→ Description of the task: Extract the lines that carry the string "Sphere" from the listing.

→ Extracted records:
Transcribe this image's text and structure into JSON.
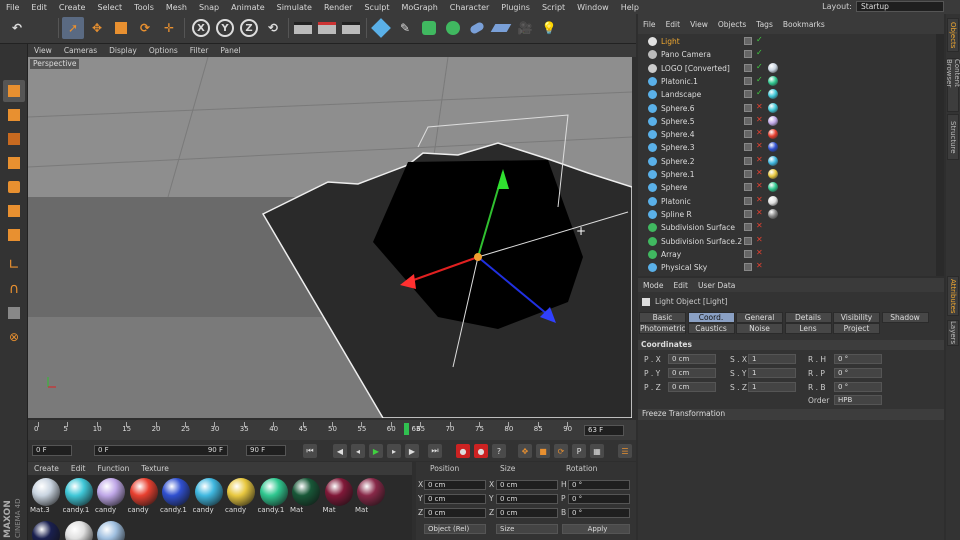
{
  "menubar": {
    "items": [
      "File",
      "Edit",
      "Create",
      "Select",
      "Tools",
      "Mesh",
      "Snap",
      "Animate",
      "Simulate",
      "Render",
      "Sculpt",
      "MoGraph",
      "Character",
      "Plugins",
      "Script",
      "Window",
      "Help"
    ],
    "layout_label": "Layout:",
    "layout_value": "Startup"
  },
  "toolbar": {
    "axis_x": "X",
    "axis_y": "Y",
    "axis_z": "Z"
  },
  "viewport": {
    "menu": [
      "View",
      "Cameras",
      "Display",
      "Options",
      "Filter",
      "Panel"
    ],
    "label": "Perspective"
  },
  "timeline": {
    "ticks": [
      "0",
      "5",
      "10",
      "15",
      "20",
      "25",
      "30",
      "35",
      "40",
      "45",
      "50",
      "55",
      "60",
      "65",
      "70",
      "75",
      "80",
      "85",
      "90"
    ],
    "current_marker": "63",
    "end_field": "63 F"
  },
  "playback": {
    "start_field": "0 F",
    "min_field": "0 F",
    "max_field": "90 F",
    "end_field": "90 F"
  },
  "materials": {
    "menu": [
      "Create",
      "Edit",
      "Function",
      "Texture"
    ],
    "items": [
      {
        "label": "Mat.3",
        "color": "#c9d4e0"
      },
      {
        "label": "candy.1",
        "color": "#40c8d8"
      },
      {
        "label": "candy",
        "color": "#c0a8e8"
      },
      {
        "label": "candy",
        "color": "#e84030"
      },
      {
        "label": "candy.1",
        "color": "#3050d0"
      },
      {
        "label": "candy",
        "color": "#40b8e0"
      },
      {
        "label": "candy",
        "color": "#e8c840"
      },
      {
        "label": "candy.1",
        "color": "#30c890"
      },
      {
        "label": "Mat",
        "color": "#185838"
      },
      {
        "label": "Mat",
        "color": "#801838"
      },
      {
        "label": "Mat",
        "color": "#882848"
      }
    ]
  },
  "coordinates": {
    "headers": [
      "Position",
      "Size",
      "Rotation"
    ],
    "rows": [
      {
        "axis": "X",
        "pos": "0 cm",
        "size_axis": "X",
        "size": "0 cm",
        "rot_axis": "H",
        "rot": "0 °"
      },
      {
        "axis": "Y",
        "pos": "0 cm",
        "size_axis": "Y",
        "size": "0 cm",
        "rot_axis": "P",
        "rot": "0 °"
      },
      {
        "axis": "Z",
        "pos": "0 cm",
        "size_axis": "Z",
        "size": "0 cm",
        "rot_axis": "B",
        "rot": "0 °"
      }
    ],
    "mode_select": "Object (Rel)",
    "size_select": "Size",
    "apply_label": "Apply"
  },
  "object_manager": {
    "menu": [
      "File",
      "Edit",
      "View",
      "Objects",
      "Tags",
      "Bookmarks"
    ],
    "objects": [
      {
        "name": "Light",
        "indent": 0,
        "icon": "#e0e0e0",
        "highlight": true
      },
      {
        "name": "Pano Camera",
        "indent": 0,
        "icon": "#bbbbbb"
      },
      {
        "name": "LOGO [Converted]",
        "indent": 0,
        "icon": "#cccccc"
      },
      {
        "name": "Platonic.1",
        "indent": 1,
        "icon": "#5ab0e8"
      },
      {
        "name": "Landscape",
        "indent": 1,
        "icon": "#5ab0e8"
      },
      {
        "name": "Sphere.6",
        "indent": 1,
        "icon": "#5ab0e8"
      },
      {
        "name": "Sphere.5",
        "indent": 1,
        "icon": "#5ab0e8"
      },
      {
        "name": "Sphere.4",
        "indent": 1,
        "icon": "#5ab0e8"
      },
      {
        "name": "Sphere.3",
        "indent": 1,
        "icon": "#5ab0e8"
      },
      {
        "name": "Sphere.2",
        "indent": 1,
        "icon": "#5ab0e8"
      },
      {
        "name": "Sphere.1",
        "indent": 1,
        "icon": "#5ab0e8"
      },
      {
        "name": "Sphere",
        "indent": 1,
        "icon": "#5ab0e8"
      },
      {
        "name": "Platonic",
        "indent": 1,
        "icon": "#5ab0e8"
      },
      {
        "name": "Spline R",
        "indent": 1,
        "icon": "#5ab0e8"
      },
      {
        "name": "Subdivision Surface",
        "indent": 0,
        "icon": "#40b860"
      },
      {
        "name": "Subdivision Surface.2",
        "indent": 0,
        "icon": "#40b860"
      },
      {
        "name": "Array",
        "indent": 1,
        "icon": "#40b860"
      },
      {
        "name": "Physical Sky",
        "indent": 1,
        "icon": "#5ab0e8"
      }
    ]
  },
  "attributes": {
    "menu": [
      "Mode",
      "Edit",
      "User Data"
    ],
    "object_title": "Light Object [Light]",
    "tabs_row1": [
      "Basic",
      "Coord.",
      "General",
      "Details",
      "Visibility",
      "Shadow"
    ],
    "tabs_row2": [
      "Photometric",
      "Caustics",
      "Noise",
      "Lens",
      "Project"
    ],
    "active_tab": "Coord.",
    "section": "Coordinates",
    "props": [
      {
        "a": "P . X",
        "av": "0 cm",
        "b": "S . X",
        "bv": "1",
        "c": "R . H",
        "cv": "0 °"
      },
      {
        "a": "P . Y",
        "av": "0 cm",
        "b": "S . Y",
        "bv": "1",
        "c": "R . P",
        "cv": "0 °"
      },
      {
        "a": "P . Z",
        "av": "0 cm",
        "b": "S . Z",
        "bv": "1",
        "c": "R . B",
        "cv": "0 °"
      }
    ],
    "order_label": "Order",
    "order_value": "HPB",
    "freeze_label": "Freeze Transformation"
  },
  "side_tabs": [
    "Objects",
    "Content Browser",
    "Structure",
    "Attributes",
    "Layers"
  ]
}
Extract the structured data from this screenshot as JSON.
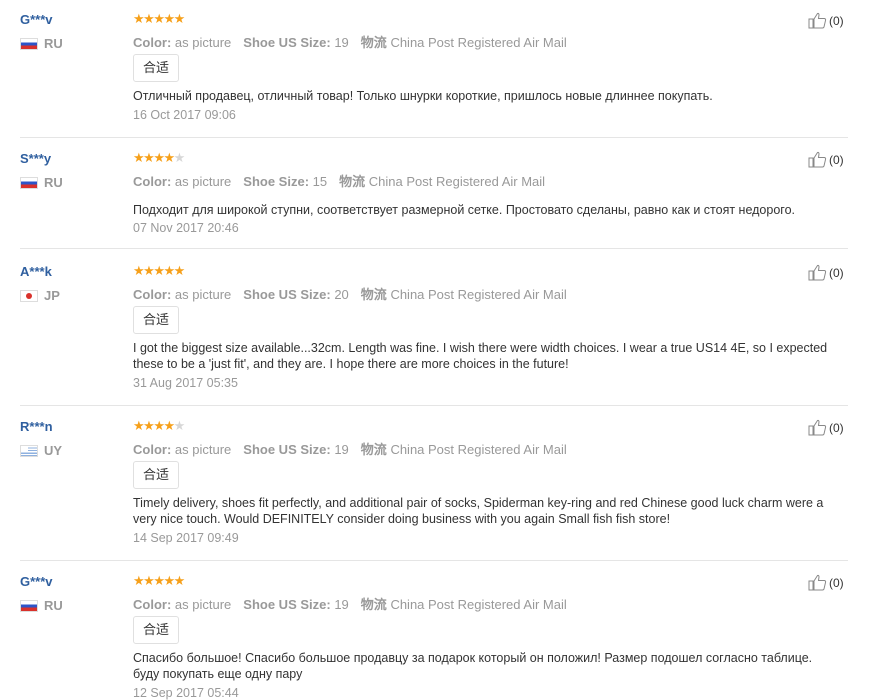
{
  "labels": {
    "color": "Color:",
    "shoe_us_size": "Shoe US Size:",
    "shoe_size": "Shoe Size:",
    "shipping": "物流"
  },
  "reviews": [
    {
      "user": "G***v",
      "country": "RU",
      "rating": 5,
      "color_value": "as picture",
      "size_label_key": "shoe_us_size",
      "size_value": "19",
      "shipping_value": "China Post Registered Air Mail",
      "tag": "合适",
      "text": "Отличный продавец, отличный товар! Только шнурки короткие, пришлось новые длиннее покупать.",
      "date": "16 Oct 2017 09:06",
      "helpful": "(0)"
    },
    {
      "user": "S***y",
      "country": "RU",
      "rating": 4,
      "color_value": "as picture",
      "size_label_key": "shoe_size",
      "size_value": "15",
      "shipping_value": "China Post Registered Air Mail",
      "tag": "",
      "text": "Подходит для широкой ступни, соответствует размерной сетке. Простовато сделаны, равно как и стоят недорого.",
      "date": "07 Nov 2017 20:46",
      "helpful": "(0)"
    },
    {
      "user": "A***k",
      "country": "JP",
      "rating": 5,
      "color_value": "as picture",
      "size_label_key": "shoe_us_size",
      "size_value": "20",
      "shipping_value": "China Post Registered Air Mail",
      "tag": "合适",
      "text": "I got the biggest size available...32cm. Length was fine. I wish there were width choices. I wear a true US14 4E, so I expected these to be a 'just fit', and they are. I hope there are more choices in the future!",
      "date": "31 Aug 2017 05:35",
      "helpful": "(0)"
    },
    {
      "user": "R***n",
      "country": "UY",
      "rating": 4,
      "color_value": "as picture",
      "size_label_key": "shoe_us_size",
      "size_value": "19",
      "shipping_value": "China Post Registered Air Mail",
      "tag": "合适",
      "text": "Timely delivery, shoes fit perfectly, and additional pair of socks, Spiderman key-ring and red Chinese good luck charm were a very nice touch. Would DEFINITELY consider doing business with you again Small fish fish store!",
      "date": "14 Sep 2017 09:49",
      "helpful": "(0)"
    },
    {
      "user": "G***v",
      "country": "RU",
      "rating": 5,
      "color_value": "as picture",
      "size_label_key": "shoe_us_size",
      "size_value": "19",
      "shipping_value": "China Post Registered Air Mail",
      "tag": "合适",
      "text": "Спасибо большое! Спасибо большое продавцу за подарок который он положил! Размер подошел согласно таблице. буду покупать еще одну пару",
      "date": "12 Sep 2017 05:44",
      "helpful": "(0)"
    }
  ],
  "colors": {
    "star_on": "#f6a01a",
    "star_off": "#d7d7d7",
    "user_link": "#2f5f9f",
    "muted": "#999999"
  }
}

→ Written answer:
        "name": "Sphere.6",
        "name": "Sphere.5",
        "name": "Sphere.4",
        "name": "Sphere.3",
        "name": "Sphere.2",
        "name": "Sphere.1",
        "name": "Sphere",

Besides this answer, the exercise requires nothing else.